— start Recorded data —
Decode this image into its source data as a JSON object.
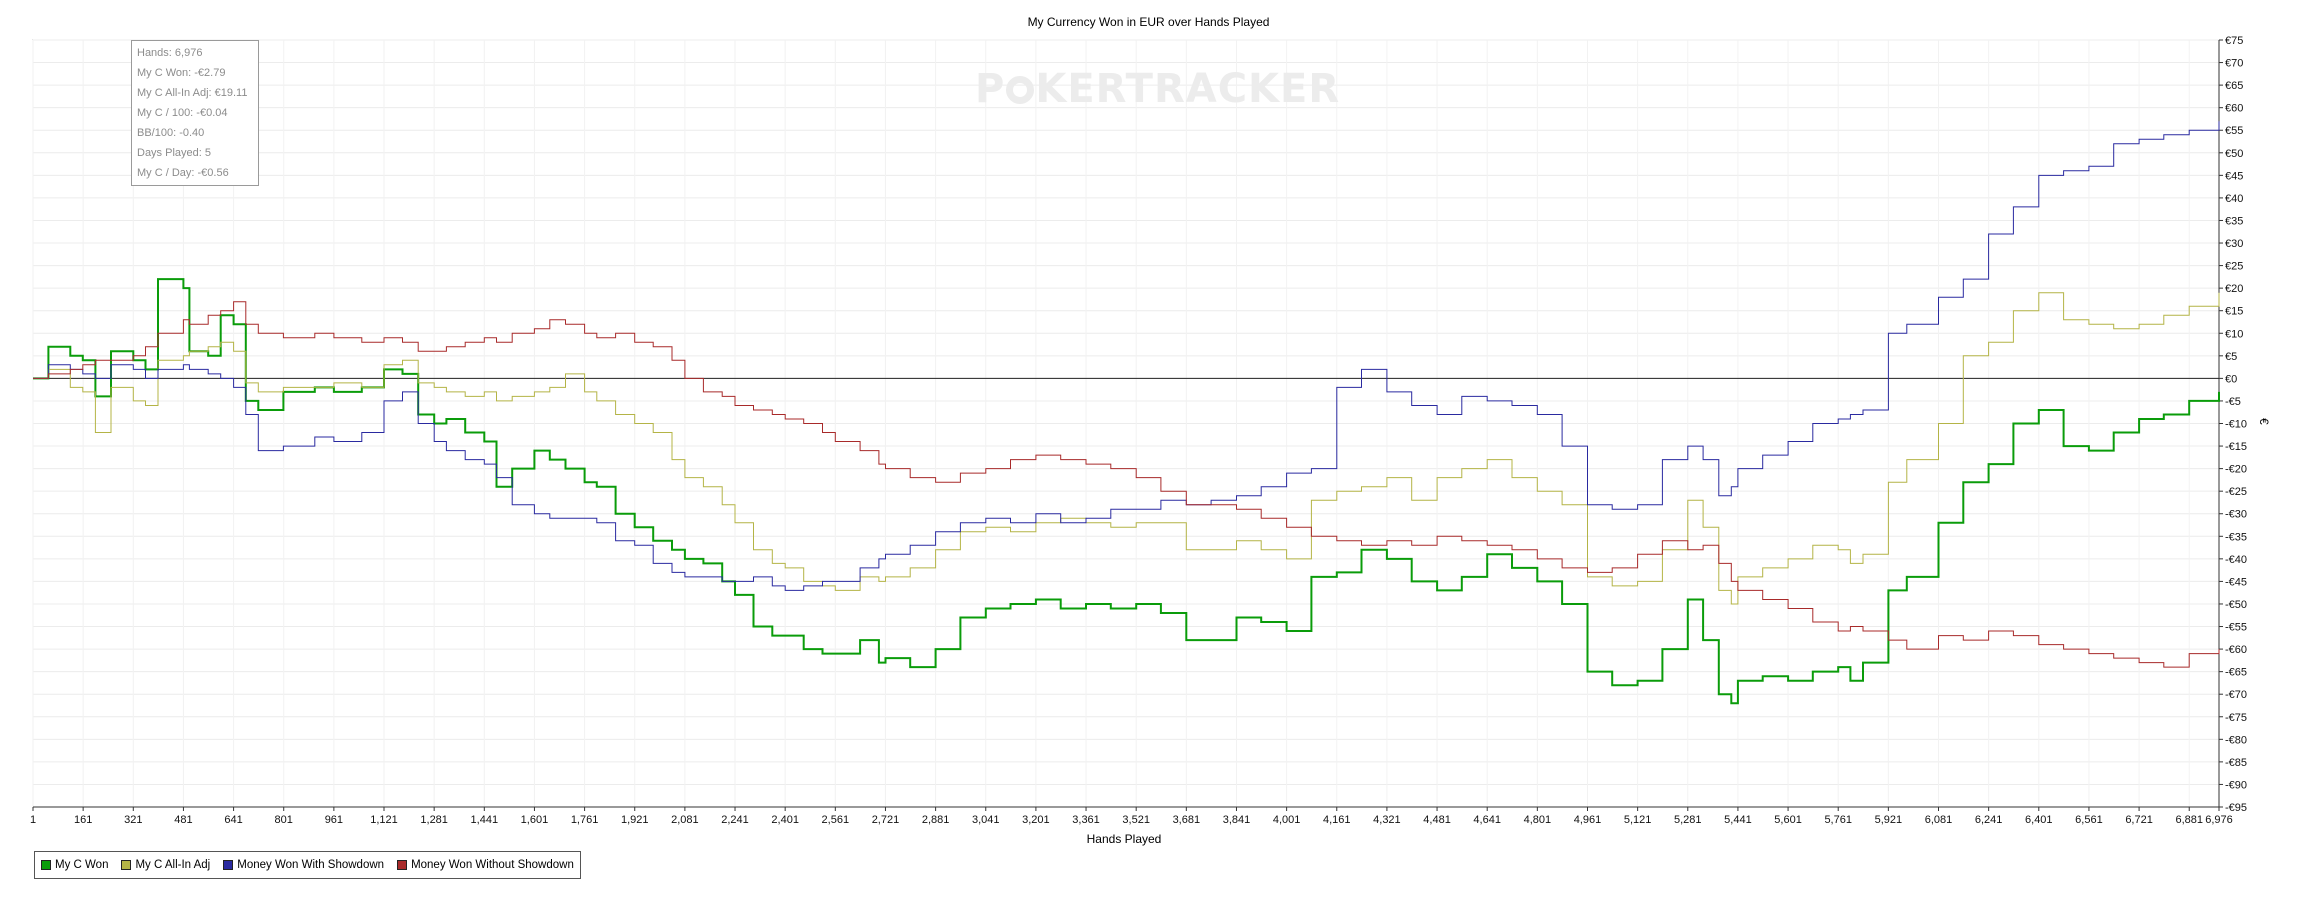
{
  "stats": [
    "Hands: 6,976",
    "My C Won: -€2.79",
    "My C All-In Adj: €19.11",
    "My C / 100: -€0.04",
    "BB/100: -0.40",
    "Days Played: 5",
    "My C / Day: -€0.56"
  ],
  "watermark": {
    "left": "P",
    "right": "KERTRACKER"
  },
  "chart_data": {
    "type": "line",
    "title": "My Currency Won in EUR over Hands Played",
    "xlabel": "Hands Played",
    "ylabel": "€",
    "xlim": [
      1,
      6976
    ],
    "ylim": [
      -95,
      75
    ],
    "x_ticks": [
      1,
      161,
      321,
      481,
      641,
      801,
      961,
      1121,
      1281,
      1441,
      1601,
      1761,
      1921,
      2081,
      2241,
      2401,
      2561,
      2721,
      2881,
      3041,
      3201,
      3361,
      3521,
      3681,
      3841,
      4001,
      4161,
      4321,
      4481,
      4641,
      4801,
      4961,
      5121,
      5281,
      5441,
      5601,
      5761,
      5921,
      6081,
      6241,
      6401,
      6561,
      6721,
      6881,
      6976
    ],
    "x_tick_labels": [
      "1",
      "161",
      "321",
      "481",
      "641",
      "801",
      "961",
      "1,121",
      "1,281",
      "1,441",
      "1,601",
      "1,761",
      "1,921",
      "2,081",
      "2,241",
      "2,401",
      "2,561",
      "2,721",
      "2,881",
      "3,041",
      "3,201",
      "3,361",
      "3,521",
      "3,681",
      "3,841",
      "4,001",
      "4,161",
      "4,321",
      "4,481",
      "4,641",
      "4,801",
      "4,961",
      "5,121",
      "5,281",
      "5,441",
      "5,601",
      "5,761",
      "5,921",
      "6,081",
      "6,241",
      "6,401",
      "6,561",
      "6,721",
      "6,881",
      "6,976"
    ],
    "y_ticks": [
      75,
      70,
      65,
      60,
      55,
      50,
      45,
      40,
      35,
      30,
      25,
      20,
      15,
      10,
      5,
      0,
      -5,
      -10,
      -15,
      -20,
      -25,
      -30,
      -35,
      -40,
      -45,
      -50,
      -55,
      -60,
      -65,
      -70,
      -75,
      -80,
      -85,
      -90,
      -95
    ],
    "y_tick_labels": [
      "€75",
      "€70",
      "€65",
      "€60",
      "€55",
      "€50",
      "€45",
      "€40",
      "€35",
      "€30",
      "€25",
      "€20",
      "€15",
      "€10",
      "€5",
      "€0",
      "-€5",
      "-€10",
      "-€15",
      "-€20",
      "-€25",
      "-€30",
      "-€35",
      "-€40",
      "-€45",
      "-€50",
      "-€55",
      "-€60",
      "-€65",
      "-€70",
      "-€75",
      "-€80",
      "-€85",
      "-€90",
      "-€95"
    ],
    "grid": true,
    "zero_line": true,
    "legend_position": "bottom-left",
    "series": [
      {
        "name": "My C Won",
        "color": "#0a9c0a",
        "stroke_width": 2,
        "x": [
          1,
          50,
          120,
          160,
          200,
          250,
          321,
          360,
          400,
          481,
          500,
          560,
          600,
          641,
          680,
          720,
          800,
          900,
          961,
          1050,
          1121,
          1180,
          1230,
          1281,
          1320,
          1380,
          1441,
          1480,
          1530,
          1601,
          1650,
          1700,
          1761,
          1800,
          1860,
          1921,
          1980,
          2040,
          2081,
          2140,
          2200,
          2241,
          2300,
          2360,
          2401,
          2460,
          2520,
          2561,
          2640,
          2700,
          2721,
          2800,
          2881,
          2960,
          3041,
          3120,
          3201,
          3280,
          3361,
          3440,
          3521,
          3600,
          3681,
          3760,
          3841,
          3920,
          4001,
          4080,
          4161,
          4240,
          4321,
          4400,
          4481,
          4560,
          4641,
          4720,
          4801,
          4880,
          4961,
          5040,
          5121,
          5200,
          5281,
          5330,
          5380,
          5420,
          5441,
          5520,
          5601,
          5680,
          5761,
          5800,
          5840,
          5921,
          5980,
          6081,
          6160,
          6241,
          6320,
          6401,
          6480,
          6561,
          6640,
          6721,
          6800,
          6881,
          6976
        ],
        "y": [
          0,
          7,
          5,
          4,
          -4,
          6,
          4,
          2,
          22,
          20,
          6,
          5,
          14,
          12,
          -5,
          -7,
          -3,
          -2,
          -3,
          -2,
          2,
          1,
          -8,
          -10,
          -9,
          -12,
          -14,
          -24,
          -20,
          -16,
          -18,
          -20,
          -23,
          -24,
          -30,
          -33,
          -36,
          -38,
          -40,
          -41,
          -45,
          -48,
          -55,
          -57,
          -57,
          -60,
          -61,
          -61,
          -58,
          -63,
          -62,
          -64,
          -60,
          -53,
          -51,
          -50,
          -49,
          -51,
          -50,
          -51,
          -50,
          -52,
          -58,
          -58,
          -53,
          -54,
          -56,
          -44,
          -43,
          -38,
          -40,
          -45,
          -47,
          -44,
          -39,
          -42,
          -45,
          -50,
          -65,
          -68,
          -67,
          -60,
          -49,
          -58,
          -70,
          -72,
          -67,
          -66,
          -67,
          -65,
          -64,
          -67,
          -63,
          -47,
          -44,
          -32,
          -23,
          -19,
          -10,
          -7,
          -15,
          -16,
          -12,
          -9,
          -8,
          -5,
          -3
        ]
      },
      {
        "name": "My C All-In Adj",
        "color": "#b4b446",
        "stroke_width": 1,
        "x": [
          1,
          50,
          120,
          160,
          200,
          250,
          321,
          360,
          400,
          481,
          500,
          560,
          600,
          641,
          680,
          720,
          800,
          900,
          961,
          1050,
          1121,
          1180,
          1230,
          1281,
          1320,
          1380,
          1441,
          1480,
          1530,
          1601,
          1650,
          1700,
          1761,
          1800,
          1860,
          1921,
          1980,
          2040,
          2081,
          2140,
          2200,
          2241,
          2300,
          2360,
          2401,
          2460,
          2520,
          2561,
          2640,
          2700,
          2721,
          2800,
          2881,
          2960,
          3041,
          3120,
          3201,
          3280,
          3361,
          3440,
          3521,
          3600,
          3681,
          3760,
          3841,
          3920,
          4001,
          4080,
          4161,
          4240,
          4321,
          4400,
          4481,
          4560,
          4641,
          4720,
          4801,
          4880,
          4961,
          5040,
          5121,
          5200,
          5281,
          5330,
          5380,
          5420,
          5441,
          5520,
          5601,
          5680,
          5761,
          5800,
          5840,
          5921,
          5980,
          6081,
          6160,
          6241,
          6320,
          6401,
          6480,
          6561,
          6640,
          6721,
          6800,
          6881,
          6976
        ],
        "y": [
          0,
          2,
          -2,
          -3,
          -12,
          -2,
          -5,
          -6,
          4,
          5,
          6,
          7,
          8,
          6,
          -1,
          -3,
          -2,
          -2,
          -1,
          -2,
          3,
          4,
          -1,
          -2,
          -3,
          -4,
          -3,
          -5,
          -4,
          -3,
          -2,
          1,
          -3,
          -5,
          -8,
          -10,
          -12,
          -18,
          -22,
          -24,
          -28,
          -32,
          -38,
          -41,
          -42,
          -45,
          -46,
          -47,
          -44,
          -45,
          -44,
          -42,
          -38,
          -34,
          -33,
          -34,
          -32,
          -31,
          -32,
          -33,
          -32,
          -32,
          -38,
          -38,
          -36,
          -38,
          -40,
          -27,
          -25,
          -24,
          -22,
          -27,
          -22,
          -20,
          -18,
          -22,
          -25,
          -28,
          -44,
          -46,
          -45,
          -38,
          -27,
          -33,
          -47,
          -50,
          -44,
          -42,
          -40,
          -37,
          -38,
          -41,
          -39,
          -23,
          -18,
          -10,
          5,
          8,
          15,
          19,
          13,
          12,
          11,
          12,
          14,
          16,
          19
        ]
      },
      {
        "name": "Money Won With Showdown",
        "color": "#2a2aa0",
        "stroke_width": 1,
        "x": [
          1,
          50,
          120,
          160,
          200,
          250,
          321,
          360,
          400,
          481,
          500,
          560,
          600,
          641,
          680,
          720,
          800,
          900,
          961,
          1050,
          1121,
          1180,
          1230,
          1281,
          1320,
          1380,
          1441,
          1480,
          1530,
          1601,
          1650,
          1700,
          1761,
          1800,
          1860,
          1921,
          1980,
          2040,
          2081,
          2140,
          2200,
          2241,
          2300,
          2360,
          2401,
          2460,
          2520,
          2561,
          2640,
          2700,
          2721,
          2800,
          2881,
          2960,
          3041,
          3120,
          3201,
          3280,
          3361,
          3440,
          3521,
          3600,
          3681,
          3760,
          3841,
          3920,
          4001,
          4080,
          4161,
          4240,
          4321,
          4400,
          4481,
          4560,
          4641,
          4720,
          4801,
          4880,
          4961,
          5040,
          5121,
          5200,
          5281,
          5330,
          5380,
          5420,
          5441,
          5520,
          5601,
          5680,
          5761,
          5800,
          5840,
          5921,
          5980,
          6081,
          6160,
          6241,
          6320,
          6401,
          6480,
          6561,
          6640,
          6721,
          6800,
          6881,
          6976
        ],
        "y": [
          0,
          3,
          2,
          1,
          0,
          3,
          2,
          0,
          2,
          3,
          2,
          1,
          0,
          -2,
          -8,
          -16,
          -15,
          -13,
          -14,
          -12,
          -5,
          -3,
          -10,
          -14,
          -16,
          -18,
          -19,
          -22,
          -28,
          -30,
          -31,
          -31,
          -31,
          -32,
          -36,
          -37,
          -41,
          -43,
          -44,
          -44,
          -45,
          -45,
          -44,
          -46,
          -47,
          -46,
          -45,
          -45,
          -42,
          -40,
          -39,
          -37,
          -34,
          -32,
          -31,
          -32,
          -30,
          -32,
          -31,
          -29,
          -29,
          -27,
          -28,
          -27,
          -26,
          -24,
          -21,
          -20,
          -2,
          2,
          -3,
          -6,
          -8,
          -4,
          -5,
          -6,
          -8,
          -15,
          -28,
          -29,
          -28,
          -18,
          -15,
          -18,
          -26,
          -24,
          -20,
          -17,
          -14,
          -10,
          -9,
          -8,
          -7,
          10,
          12,
          18,
          22,
          32,
          38,
          45,
          46,
          47,
          52,
          53,
          54,
          55,
          57
        ]
      },
      {
        "name": "Money Won Without Showdown",
        "color": "#a82a2a",
        "stroke_width": 1,
        "x": [
          1,
          50,
          120,
          160,
          200,
          250,
          321,
          360,
          400,
          481,
          500,
          560,
          600,
          641,
          680,
          720,
          800,
          900,
          961,
          1050,
          1121,
          1180,
          1230,
          1281,
          1320,
          1380,
          1441,
          1480,
          1530,
          1601,
          1650,
          1700,
          1761,
          1800,
          1860,
          1921,
          1980,
          2040,
          2081,
          2140,
          2200,
          2241,
          2300,
          2360,
          2401,
          2460,
          2520,
          2561,
          2640,
          2700,
          2721,
          2800,
          2881,
          2960,
          3041,
          3120,
          3201,
          3280,
          3361,
          3440,
          3521,
          3600,
          3681,
          3760,
          3841,
          3920,
          4001,
          4080,
          4161,
          4240,
          4321,
          4400,
          4481,
          4560,
          4641,
          4720,
          4801,
          4880,
          4961,
          5040,
          5121,
          5200,
          5281,
          5330,
          5380,
          5420,
          5441,
          5520,
          5601,
          5680,
          5761,
          5800,
          5840,
          5921,
          5980,
          6081,
          6160,
          6241,
          6320,
          6401,
          6480,
          6561,
          6640,
          6721,
          6800,
          6881,
          6976
        ],
        "y": [
          0,
          1,
          2,
          3,
          4,
          4,
          5,
          7,
          10,
          13,
          12,
          14,
          15,
          17,
          12,
          10,
          9,
          10,
          9,
          8,
          9,
          8,
          6,
          6,
          7,
          8,
          9,
          8,
          10,
          11,
          13,
          12,
          10,
          9,
          10,
          8,
          7,
          4,
          0,
          -3,
          -4,
          -6,
          -7,
          -8,
          -9,
          -10,
          -12,
          -14,
          -16,
          -19,
          -20,
          -22,
          -23,
          -21,
          -20,
          -18,
          -17,
          -18,
          -19,
          -20,
          -22,
          -25,
          -28,
          -28,
          -29,
          -31,
          -33,
          -35,
          -36,
          -37,
          -36,
          -37,
          -35,
          -36,
          -37,
          -38,
          -40,
          -42,
          -43,
          -42,
          -39,
          -36,
          -38,
          -37,
          -41,
          -45,
          -47,
          -49,
          -51,
          -54,
          -56,
          -55,
          -56,
          -58,
          -60,
          -57,
          -58,
          -56,
          -57,
          -59,
          -60,
          -61,
          -62,
          -63,
          -64,
          -61,
          -60
        ]
      }
    ]
  }
}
— end Recorded data —
Given instruction: Where a line contains "Hands", copy that line.

Right answer:
    "Hands: 6,976",
    "title": "My Currency Won in EUR over Hands Played",
    "xlabel": "Hands Played",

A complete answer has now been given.